__PROVIDED INFORMATION__:
□ □ □ □ □ □ □
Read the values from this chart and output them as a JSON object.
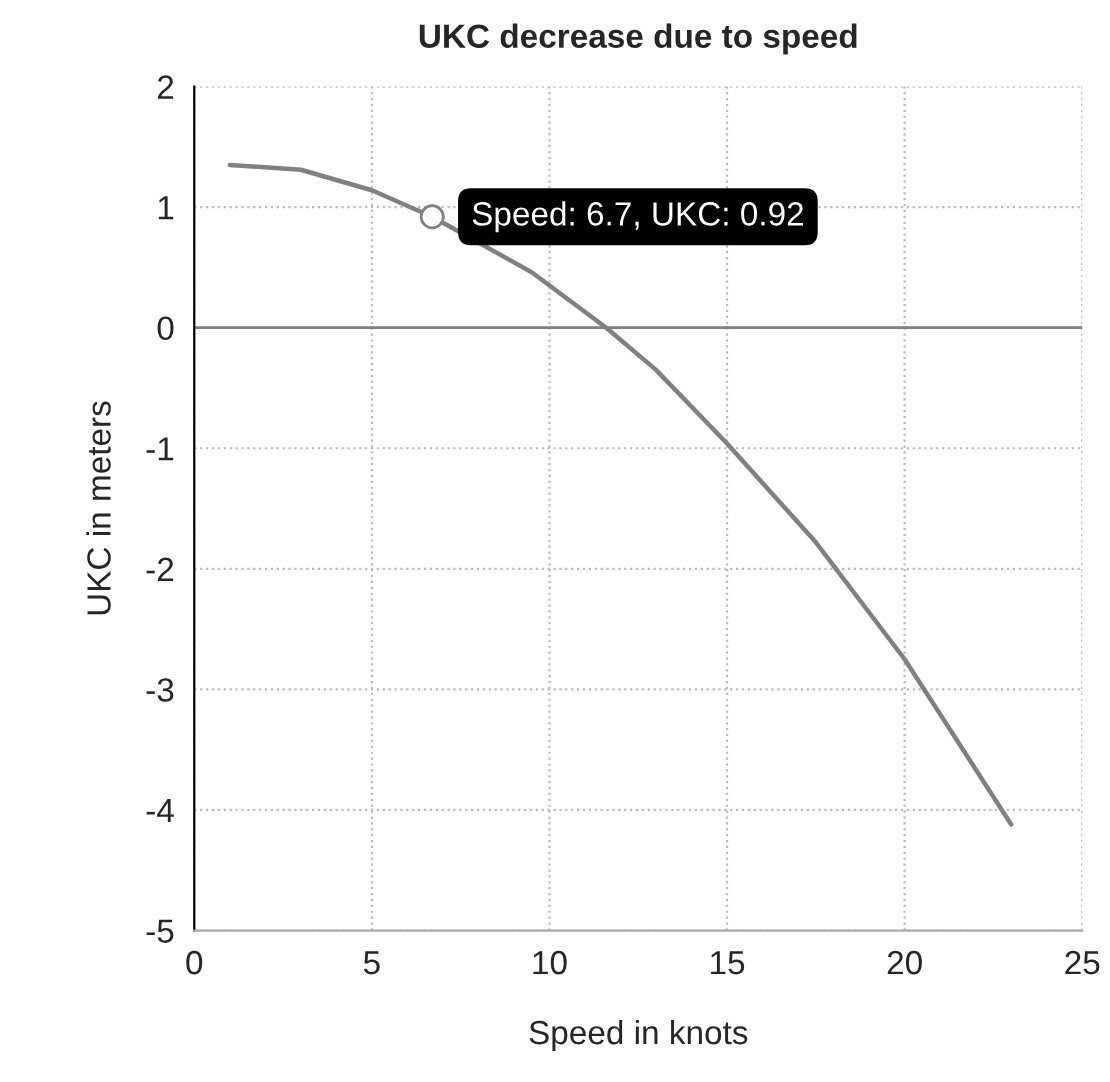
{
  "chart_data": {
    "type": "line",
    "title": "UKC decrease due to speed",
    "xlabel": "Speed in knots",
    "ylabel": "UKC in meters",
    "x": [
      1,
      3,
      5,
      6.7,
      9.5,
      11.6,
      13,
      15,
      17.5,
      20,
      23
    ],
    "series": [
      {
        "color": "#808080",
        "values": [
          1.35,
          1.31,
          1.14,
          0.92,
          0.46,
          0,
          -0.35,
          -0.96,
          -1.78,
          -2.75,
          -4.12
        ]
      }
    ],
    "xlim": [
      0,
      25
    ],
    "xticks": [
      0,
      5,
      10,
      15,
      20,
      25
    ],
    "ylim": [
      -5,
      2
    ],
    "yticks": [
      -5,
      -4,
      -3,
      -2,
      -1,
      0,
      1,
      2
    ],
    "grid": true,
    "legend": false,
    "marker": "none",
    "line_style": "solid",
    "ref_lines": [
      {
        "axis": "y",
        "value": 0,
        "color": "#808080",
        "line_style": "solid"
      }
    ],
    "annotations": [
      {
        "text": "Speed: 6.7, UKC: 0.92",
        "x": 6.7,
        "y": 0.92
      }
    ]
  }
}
□ □ □ □ □ □ □
__WRITTEN TASK__:
All of the entries above should be copied exactly, except for the pictures.

__THE ANSWER__:
Read the values from this chart and output them as a JSON object.
{
  "chart_data": {
    "type": "line",
    "title": "UKC decrease due to speed",
    "xlabel": "Speed in knots",
    "ylabel": "UKC in meters",
    "x": [
      1,
      3,
      5,
      6.7,
      9.5,
      11.6,
      13,
      15,
      17.5,
      20,
      23
    ],
    "series": [
      {
        "color": "#808080",
        "values": [
          1.35,
          1.31,
          1.14,
          0.92,
          0.46,
          0,
          -0.35,
          -0.96,
          -1.78,
          -2.75,
          -4.12
        ]
      }
    ],
    "xlim": [
      0,
      25
    ],
    "xticks": [
      0,
      5,
      10,
      15,
      20,
      25
    ],
    "ylim": [
      -5,
      2
    ],
    "yticks": [
      -5,
      -4,
      -3,
      -2,
      -1,
      0,
      1,
      2
    ],
    "grid": true,
    "legend": false,
    "marker": "none",
    "line_style": "solid",
    "ref_lines": [
      {
        "axis": "y",
        "value": 0,
        "color": "#808080",
        "line_style": "solid"
      }
    ],
    "annotations": [
      {
        "text": "Speed: 6.7, UKC: 0.92",
        "x": 6.7,
        "y": 0.92
      }
    ]
  }
}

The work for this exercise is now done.